"""
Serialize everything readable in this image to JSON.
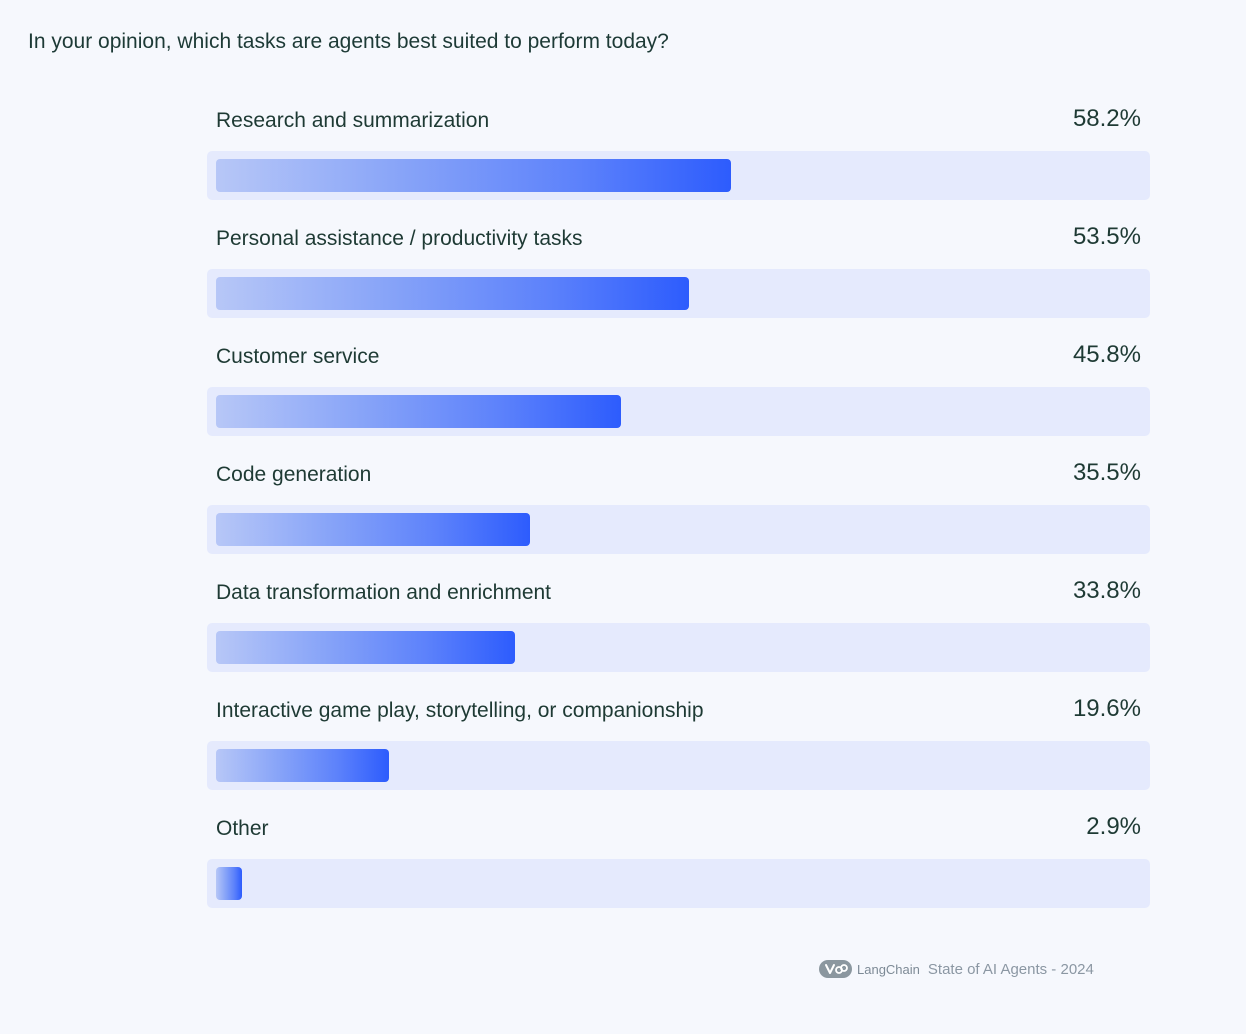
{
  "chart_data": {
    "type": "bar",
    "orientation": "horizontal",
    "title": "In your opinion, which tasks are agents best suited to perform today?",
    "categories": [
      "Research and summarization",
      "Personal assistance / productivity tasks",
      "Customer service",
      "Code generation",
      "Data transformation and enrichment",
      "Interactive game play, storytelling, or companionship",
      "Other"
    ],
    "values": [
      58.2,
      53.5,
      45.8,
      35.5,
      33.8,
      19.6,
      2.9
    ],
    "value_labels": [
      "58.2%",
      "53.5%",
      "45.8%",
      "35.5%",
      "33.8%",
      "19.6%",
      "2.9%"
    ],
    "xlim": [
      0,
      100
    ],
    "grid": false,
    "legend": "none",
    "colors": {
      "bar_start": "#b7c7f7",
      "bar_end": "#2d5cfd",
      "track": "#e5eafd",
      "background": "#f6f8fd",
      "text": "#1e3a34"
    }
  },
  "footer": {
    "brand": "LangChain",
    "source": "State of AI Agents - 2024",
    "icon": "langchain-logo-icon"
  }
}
"""
"""
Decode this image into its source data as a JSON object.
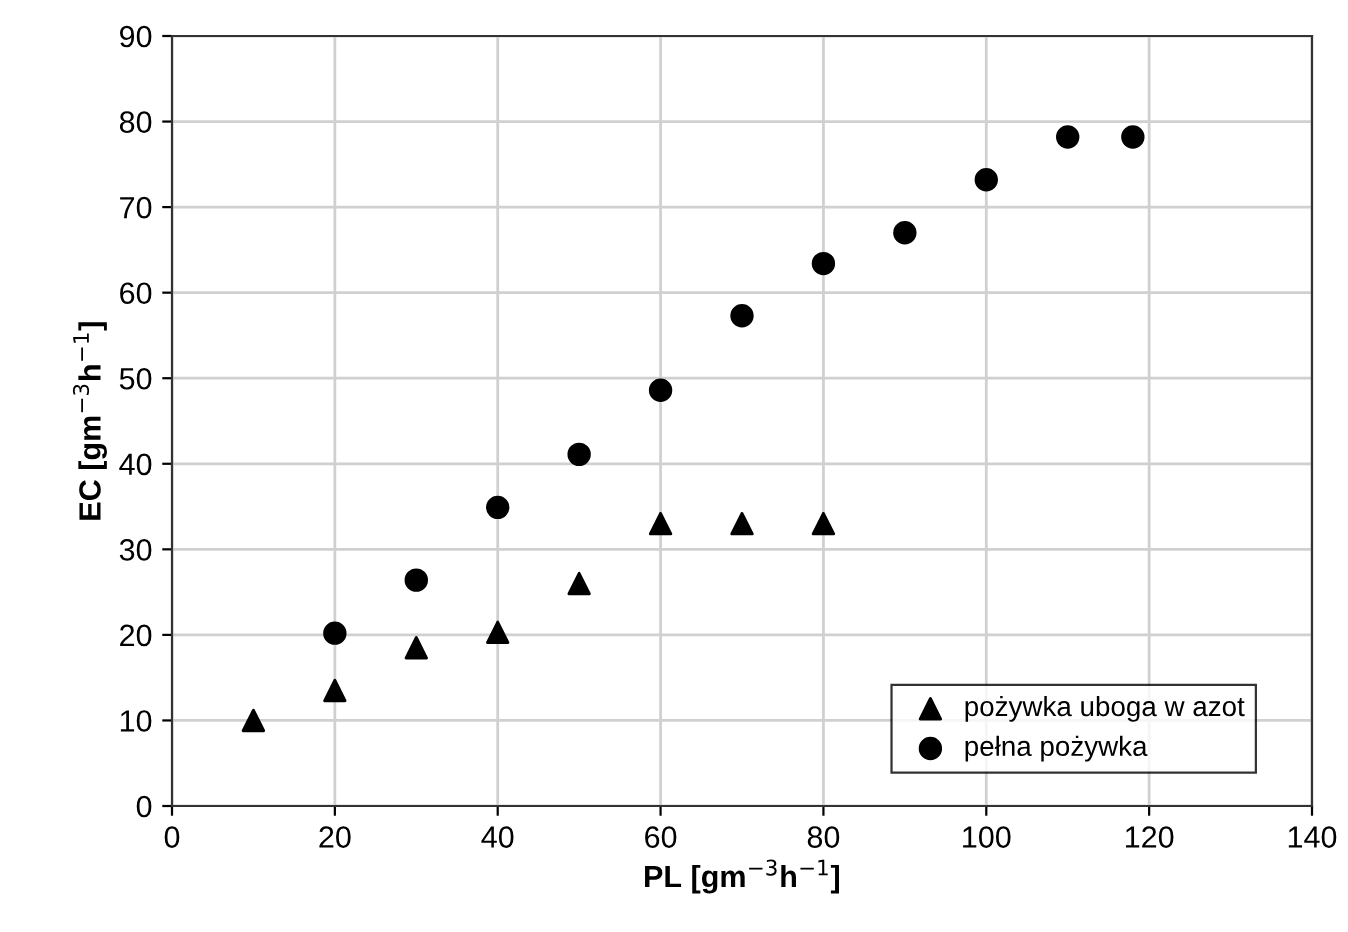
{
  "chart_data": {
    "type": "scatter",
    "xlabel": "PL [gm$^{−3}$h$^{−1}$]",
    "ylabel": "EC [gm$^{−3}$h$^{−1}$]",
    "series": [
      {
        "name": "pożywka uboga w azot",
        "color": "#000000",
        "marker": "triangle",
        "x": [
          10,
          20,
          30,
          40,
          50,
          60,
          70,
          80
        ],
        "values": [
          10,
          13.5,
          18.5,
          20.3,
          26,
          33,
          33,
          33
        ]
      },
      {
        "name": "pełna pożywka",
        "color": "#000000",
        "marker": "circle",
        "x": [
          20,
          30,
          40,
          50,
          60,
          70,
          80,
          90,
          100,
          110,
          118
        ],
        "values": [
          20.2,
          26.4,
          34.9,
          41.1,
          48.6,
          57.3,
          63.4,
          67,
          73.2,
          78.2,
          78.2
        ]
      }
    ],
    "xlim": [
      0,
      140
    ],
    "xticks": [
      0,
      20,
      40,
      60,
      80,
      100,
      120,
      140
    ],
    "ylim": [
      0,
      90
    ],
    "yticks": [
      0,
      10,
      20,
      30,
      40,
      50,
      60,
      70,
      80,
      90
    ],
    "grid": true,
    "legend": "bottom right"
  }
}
"""
WRITTEN PROBLEM.
Using the material above, report each line where "name" occurs.

TASK OUTPUT.
        "name": "pożywka uboga w azot",
        "name": "pełna pożywka",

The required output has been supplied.